%%
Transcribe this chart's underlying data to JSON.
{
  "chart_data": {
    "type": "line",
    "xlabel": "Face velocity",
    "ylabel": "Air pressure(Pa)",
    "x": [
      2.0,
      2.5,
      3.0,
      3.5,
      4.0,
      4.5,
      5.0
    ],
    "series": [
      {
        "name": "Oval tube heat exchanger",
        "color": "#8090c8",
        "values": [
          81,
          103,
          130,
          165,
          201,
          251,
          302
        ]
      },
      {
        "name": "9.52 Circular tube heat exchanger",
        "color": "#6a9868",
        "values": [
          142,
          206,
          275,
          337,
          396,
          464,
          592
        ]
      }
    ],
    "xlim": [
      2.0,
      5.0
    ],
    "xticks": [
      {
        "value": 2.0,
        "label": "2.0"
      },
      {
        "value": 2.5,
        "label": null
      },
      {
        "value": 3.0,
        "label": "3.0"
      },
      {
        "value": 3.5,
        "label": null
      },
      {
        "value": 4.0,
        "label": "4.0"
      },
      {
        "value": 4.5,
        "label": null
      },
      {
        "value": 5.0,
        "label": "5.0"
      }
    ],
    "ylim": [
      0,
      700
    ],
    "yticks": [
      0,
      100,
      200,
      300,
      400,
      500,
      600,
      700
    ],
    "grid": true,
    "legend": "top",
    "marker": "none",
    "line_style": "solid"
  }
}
%%
> _WORK TO DO_
Reproduce the data, keeping every line exactly the same.

> _FINAL RESULT_
Transcribe this chart's underlying data to JSON.
{
  "chart_data": {
    "type": "line",
    "xlabel": "Face velocity",
    "ylabel": "Air pressure(Pa)",
    "x": [
      2.0,
      2.5,
      3.0,
      3.5,
      4.0,
      4.5,
      5.0
    ],
    "series": [
      {
        "name": "Oval tube heat exchanger",
        "color": "#8090c8",
        "values": [
          81,
          103,
          130,
          165,
          201,
          251,
          302
        ]
      },
      {
        "name": "9.52 Circular tube heat exchanger",
        "color": "#6a9868",
        "values": [
          142,
          206,
          275,
          337,
          396,
          464,
          592
        ]
      }
    ],
    "xlim": [
      2.0,
      5.0
    ],
    "xticks": [
      {
        "value": 2.0,
        "label": "2.0"
      },
      {
        "value": 2.5,
        "label": null
      },
      {
        "value": 3.0,
        "label": "3.0"
      },
      {
        "value": 3.5,
        "label": null
      },
      {
        "value": 4.0,
        "label": "4.0"
      },
      {
        "value": 4.5,
        "label": null
      },
      {
        "value": 5.0,
        "label": "5.0"
      }
    ],
    "ylim": [
      0,
      700
    ],
    "yticks": [
      0,
      100,
      200,
      300,
      400,
      500,
      600,
      700
    ],
    "grid": true,
    "legend": "top",
    "marker": "none",
    "line_style": "solid"
  }
}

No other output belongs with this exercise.